Task details: Identify every line in the records below that contains the word "menos", and copy each of those lines.
------ Material provided ------
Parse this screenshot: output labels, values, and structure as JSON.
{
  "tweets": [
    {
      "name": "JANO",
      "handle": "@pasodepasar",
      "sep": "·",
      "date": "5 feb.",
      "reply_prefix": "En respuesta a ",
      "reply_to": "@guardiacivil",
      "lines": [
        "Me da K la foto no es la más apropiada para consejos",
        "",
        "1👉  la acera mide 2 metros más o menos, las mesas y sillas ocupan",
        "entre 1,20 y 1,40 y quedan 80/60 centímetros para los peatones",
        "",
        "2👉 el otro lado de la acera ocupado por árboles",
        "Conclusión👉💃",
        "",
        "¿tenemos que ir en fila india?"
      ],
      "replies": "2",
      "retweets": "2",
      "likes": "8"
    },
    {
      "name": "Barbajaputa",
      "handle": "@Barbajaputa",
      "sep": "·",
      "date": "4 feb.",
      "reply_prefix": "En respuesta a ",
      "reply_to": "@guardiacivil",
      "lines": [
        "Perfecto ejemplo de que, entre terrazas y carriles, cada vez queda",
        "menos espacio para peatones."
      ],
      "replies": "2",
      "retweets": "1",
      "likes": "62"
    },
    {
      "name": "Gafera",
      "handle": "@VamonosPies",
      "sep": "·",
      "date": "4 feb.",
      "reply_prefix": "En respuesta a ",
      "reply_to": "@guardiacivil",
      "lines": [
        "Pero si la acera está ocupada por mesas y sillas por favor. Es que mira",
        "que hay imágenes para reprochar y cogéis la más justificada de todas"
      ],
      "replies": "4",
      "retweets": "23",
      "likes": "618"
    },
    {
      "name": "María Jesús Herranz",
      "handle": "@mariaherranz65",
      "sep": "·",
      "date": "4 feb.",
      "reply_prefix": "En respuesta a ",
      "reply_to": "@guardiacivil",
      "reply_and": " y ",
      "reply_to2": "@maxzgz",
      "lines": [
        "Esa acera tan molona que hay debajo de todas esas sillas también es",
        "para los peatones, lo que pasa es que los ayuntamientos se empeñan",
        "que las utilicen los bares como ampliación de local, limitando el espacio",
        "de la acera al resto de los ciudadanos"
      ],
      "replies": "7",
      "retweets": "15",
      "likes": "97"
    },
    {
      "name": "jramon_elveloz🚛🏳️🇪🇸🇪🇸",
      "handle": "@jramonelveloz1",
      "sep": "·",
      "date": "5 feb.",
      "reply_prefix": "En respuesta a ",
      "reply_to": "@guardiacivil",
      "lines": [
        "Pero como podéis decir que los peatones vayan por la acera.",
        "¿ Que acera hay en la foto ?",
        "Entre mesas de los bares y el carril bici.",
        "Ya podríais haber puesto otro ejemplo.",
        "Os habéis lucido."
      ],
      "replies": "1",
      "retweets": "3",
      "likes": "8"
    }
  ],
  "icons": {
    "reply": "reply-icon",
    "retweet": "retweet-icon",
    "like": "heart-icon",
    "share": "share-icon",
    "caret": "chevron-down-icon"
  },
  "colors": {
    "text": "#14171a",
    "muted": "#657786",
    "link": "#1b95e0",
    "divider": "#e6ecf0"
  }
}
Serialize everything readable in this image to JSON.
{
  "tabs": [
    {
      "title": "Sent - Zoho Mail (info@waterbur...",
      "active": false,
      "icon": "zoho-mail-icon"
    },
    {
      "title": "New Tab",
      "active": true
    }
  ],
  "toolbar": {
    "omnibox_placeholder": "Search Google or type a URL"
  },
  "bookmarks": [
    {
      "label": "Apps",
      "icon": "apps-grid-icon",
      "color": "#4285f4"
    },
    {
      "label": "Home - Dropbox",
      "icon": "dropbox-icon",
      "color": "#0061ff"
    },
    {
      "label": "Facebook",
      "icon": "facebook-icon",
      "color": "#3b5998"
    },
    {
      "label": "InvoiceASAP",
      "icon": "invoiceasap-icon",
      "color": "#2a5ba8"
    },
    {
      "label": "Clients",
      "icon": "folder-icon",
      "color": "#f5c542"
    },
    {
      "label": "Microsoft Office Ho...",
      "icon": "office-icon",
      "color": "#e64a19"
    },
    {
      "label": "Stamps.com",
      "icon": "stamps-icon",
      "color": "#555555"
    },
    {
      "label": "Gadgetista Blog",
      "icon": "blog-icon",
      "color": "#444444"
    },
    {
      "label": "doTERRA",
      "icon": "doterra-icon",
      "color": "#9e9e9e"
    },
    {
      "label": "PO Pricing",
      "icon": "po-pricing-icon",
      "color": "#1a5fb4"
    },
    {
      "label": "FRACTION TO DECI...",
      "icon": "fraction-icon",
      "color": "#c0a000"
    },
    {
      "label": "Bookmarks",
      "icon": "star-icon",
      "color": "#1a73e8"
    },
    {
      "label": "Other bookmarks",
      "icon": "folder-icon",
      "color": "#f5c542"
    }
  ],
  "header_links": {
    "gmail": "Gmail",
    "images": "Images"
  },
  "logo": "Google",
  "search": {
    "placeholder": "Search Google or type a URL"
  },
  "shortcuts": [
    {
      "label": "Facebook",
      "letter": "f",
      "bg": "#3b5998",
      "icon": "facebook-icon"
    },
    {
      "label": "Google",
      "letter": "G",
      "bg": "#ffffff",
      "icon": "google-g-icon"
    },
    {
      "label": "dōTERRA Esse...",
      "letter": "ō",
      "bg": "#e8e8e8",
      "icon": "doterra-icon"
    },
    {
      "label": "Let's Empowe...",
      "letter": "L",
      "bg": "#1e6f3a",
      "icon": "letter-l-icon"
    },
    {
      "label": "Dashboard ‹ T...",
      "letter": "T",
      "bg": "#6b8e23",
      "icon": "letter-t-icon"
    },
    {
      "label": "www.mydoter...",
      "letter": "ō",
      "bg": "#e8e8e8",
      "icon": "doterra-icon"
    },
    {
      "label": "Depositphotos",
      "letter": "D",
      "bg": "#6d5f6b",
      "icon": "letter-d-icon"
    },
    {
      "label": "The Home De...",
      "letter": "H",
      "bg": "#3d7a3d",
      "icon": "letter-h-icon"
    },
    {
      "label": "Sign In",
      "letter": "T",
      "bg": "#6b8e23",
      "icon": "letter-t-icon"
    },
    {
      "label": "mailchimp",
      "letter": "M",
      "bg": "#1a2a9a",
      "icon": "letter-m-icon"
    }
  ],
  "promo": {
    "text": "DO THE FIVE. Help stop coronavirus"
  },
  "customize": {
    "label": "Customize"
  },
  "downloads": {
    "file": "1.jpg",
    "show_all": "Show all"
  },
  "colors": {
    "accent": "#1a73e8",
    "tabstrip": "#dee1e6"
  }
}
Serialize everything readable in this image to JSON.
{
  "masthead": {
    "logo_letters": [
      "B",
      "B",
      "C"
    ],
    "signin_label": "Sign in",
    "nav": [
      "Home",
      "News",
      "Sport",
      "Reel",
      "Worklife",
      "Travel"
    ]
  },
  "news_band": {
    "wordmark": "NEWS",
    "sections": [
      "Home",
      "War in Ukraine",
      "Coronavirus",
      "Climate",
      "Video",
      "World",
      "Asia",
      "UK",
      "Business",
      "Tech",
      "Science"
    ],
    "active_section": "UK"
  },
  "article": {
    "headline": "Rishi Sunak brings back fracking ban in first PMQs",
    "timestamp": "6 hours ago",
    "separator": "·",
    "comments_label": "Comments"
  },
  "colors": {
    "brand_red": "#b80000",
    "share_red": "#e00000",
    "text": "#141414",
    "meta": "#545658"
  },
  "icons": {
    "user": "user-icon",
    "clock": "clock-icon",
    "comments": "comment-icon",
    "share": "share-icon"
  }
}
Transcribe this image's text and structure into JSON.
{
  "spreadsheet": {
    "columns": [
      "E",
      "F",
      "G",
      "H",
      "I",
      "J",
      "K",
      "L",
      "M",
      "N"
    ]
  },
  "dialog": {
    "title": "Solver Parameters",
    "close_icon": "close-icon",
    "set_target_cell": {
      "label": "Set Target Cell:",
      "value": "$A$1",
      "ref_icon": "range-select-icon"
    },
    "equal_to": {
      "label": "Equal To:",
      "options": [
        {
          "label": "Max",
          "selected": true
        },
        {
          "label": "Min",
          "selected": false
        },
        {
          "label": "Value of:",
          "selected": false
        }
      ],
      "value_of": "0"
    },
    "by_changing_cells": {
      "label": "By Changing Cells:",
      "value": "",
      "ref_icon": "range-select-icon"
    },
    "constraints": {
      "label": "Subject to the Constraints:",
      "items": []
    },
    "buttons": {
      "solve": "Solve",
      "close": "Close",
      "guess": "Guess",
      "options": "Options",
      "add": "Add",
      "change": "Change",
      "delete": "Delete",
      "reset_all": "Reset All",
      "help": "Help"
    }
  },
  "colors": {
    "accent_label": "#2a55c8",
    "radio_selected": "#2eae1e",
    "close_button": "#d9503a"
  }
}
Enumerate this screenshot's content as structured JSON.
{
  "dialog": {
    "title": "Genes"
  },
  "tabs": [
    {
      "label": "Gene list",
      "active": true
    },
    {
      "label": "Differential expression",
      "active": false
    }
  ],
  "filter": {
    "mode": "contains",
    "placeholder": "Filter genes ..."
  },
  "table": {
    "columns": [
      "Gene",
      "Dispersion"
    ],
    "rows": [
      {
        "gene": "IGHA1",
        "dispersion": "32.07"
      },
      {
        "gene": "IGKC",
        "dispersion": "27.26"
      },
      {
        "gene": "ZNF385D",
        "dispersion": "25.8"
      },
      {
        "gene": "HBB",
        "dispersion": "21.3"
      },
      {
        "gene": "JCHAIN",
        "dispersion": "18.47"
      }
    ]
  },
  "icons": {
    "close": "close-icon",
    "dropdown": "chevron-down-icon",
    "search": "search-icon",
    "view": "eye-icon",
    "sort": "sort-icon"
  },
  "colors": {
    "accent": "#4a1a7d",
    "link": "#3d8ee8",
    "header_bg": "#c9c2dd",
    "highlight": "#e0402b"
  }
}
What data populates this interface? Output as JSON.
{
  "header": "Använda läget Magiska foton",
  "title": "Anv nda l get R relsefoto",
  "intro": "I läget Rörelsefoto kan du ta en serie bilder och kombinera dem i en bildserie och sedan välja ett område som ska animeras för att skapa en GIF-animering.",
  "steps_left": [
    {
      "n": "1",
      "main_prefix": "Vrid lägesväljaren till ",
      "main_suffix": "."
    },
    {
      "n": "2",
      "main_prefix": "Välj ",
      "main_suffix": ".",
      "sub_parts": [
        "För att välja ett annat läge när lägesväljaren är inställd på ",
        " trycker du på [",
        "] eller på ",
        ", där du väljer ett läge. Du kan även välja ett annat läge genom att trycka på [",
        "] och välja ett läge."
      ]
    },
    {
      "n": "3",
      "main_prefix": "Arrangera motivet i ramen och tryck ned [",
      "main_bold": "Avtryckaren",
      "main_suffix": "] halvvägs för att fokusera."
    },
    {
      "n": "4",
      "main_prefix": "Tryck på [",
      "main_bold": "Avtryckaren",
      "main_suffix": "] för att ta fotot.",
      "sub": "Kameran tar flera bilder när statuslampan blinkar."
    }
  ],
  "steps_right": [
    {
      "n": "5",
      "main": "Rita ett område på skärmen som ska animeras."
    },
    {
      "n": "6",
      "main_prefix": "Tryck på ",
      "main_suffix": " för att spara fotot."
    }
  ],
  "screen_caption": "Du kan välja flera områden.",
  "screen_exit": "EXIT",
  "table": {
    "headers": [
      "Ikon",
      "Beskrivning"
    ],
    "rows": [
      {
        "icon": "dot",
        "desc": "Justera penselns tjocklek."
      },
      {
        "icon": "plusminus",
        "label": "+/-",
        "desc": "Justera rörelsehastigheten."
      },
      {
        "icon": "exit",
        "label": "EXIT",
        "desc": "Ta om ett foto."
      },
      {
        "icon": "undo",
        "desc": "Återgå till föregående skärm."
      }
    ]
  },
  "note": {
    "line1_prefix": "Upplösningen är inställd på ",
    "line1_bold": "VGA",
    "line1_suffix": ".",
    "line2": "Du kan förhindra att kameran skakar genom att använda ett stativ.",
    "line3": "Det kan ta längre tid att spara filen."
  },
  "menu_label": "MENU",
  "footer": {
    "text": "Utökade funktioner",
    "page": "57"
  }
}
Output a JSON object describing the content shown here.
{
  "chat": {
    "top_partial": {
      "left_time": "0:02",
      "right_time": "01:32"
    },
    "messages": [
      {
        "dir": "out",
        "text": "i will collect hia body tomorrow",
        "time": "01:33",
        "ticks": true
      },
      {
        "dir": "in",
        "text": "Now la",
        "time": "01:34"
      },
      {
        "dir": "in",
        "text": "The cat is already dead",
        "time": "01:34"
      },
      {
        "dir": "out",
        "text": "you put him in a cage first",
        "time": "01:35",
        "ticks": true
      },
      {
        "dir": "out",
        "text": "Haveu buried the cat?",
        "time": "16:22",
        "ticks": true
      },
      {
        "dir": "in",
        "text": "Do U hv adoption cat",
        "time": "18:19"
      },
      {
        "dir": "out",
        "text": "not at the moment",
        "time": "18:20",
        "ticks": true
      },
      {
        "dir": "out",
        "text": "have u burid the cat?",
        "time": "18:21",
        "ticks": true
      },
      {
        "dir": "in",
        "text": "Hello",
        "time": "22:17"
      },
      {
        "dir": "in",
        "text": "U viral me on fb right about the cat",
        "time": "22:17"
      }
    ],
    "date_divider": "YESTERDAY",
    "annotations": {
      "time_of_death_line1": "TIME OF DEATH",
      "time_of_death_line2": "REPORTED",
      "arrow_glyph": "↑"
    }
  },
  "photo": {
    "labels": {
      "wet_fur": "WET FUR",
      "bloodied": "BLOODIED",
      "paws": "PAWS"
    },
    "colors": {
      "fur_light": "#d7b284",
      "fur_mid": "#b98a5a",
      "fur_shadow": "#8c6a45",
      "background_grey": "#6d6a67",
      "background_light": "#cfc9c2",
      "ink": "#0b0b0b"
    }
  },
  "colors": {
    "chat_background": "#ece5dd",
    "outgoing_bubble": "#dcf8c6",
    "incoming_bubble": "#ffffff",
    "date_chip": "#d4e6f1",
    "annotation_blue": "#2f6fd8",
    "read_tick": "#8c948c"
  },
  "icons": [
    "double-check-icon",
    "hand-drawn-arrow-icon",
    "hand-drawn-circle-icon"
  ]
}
------
Result of the exercise:
        "1👉  la acera mide 2 metros más o menos, las mesas y sillas ocupan",
        "menos espacio para peatones."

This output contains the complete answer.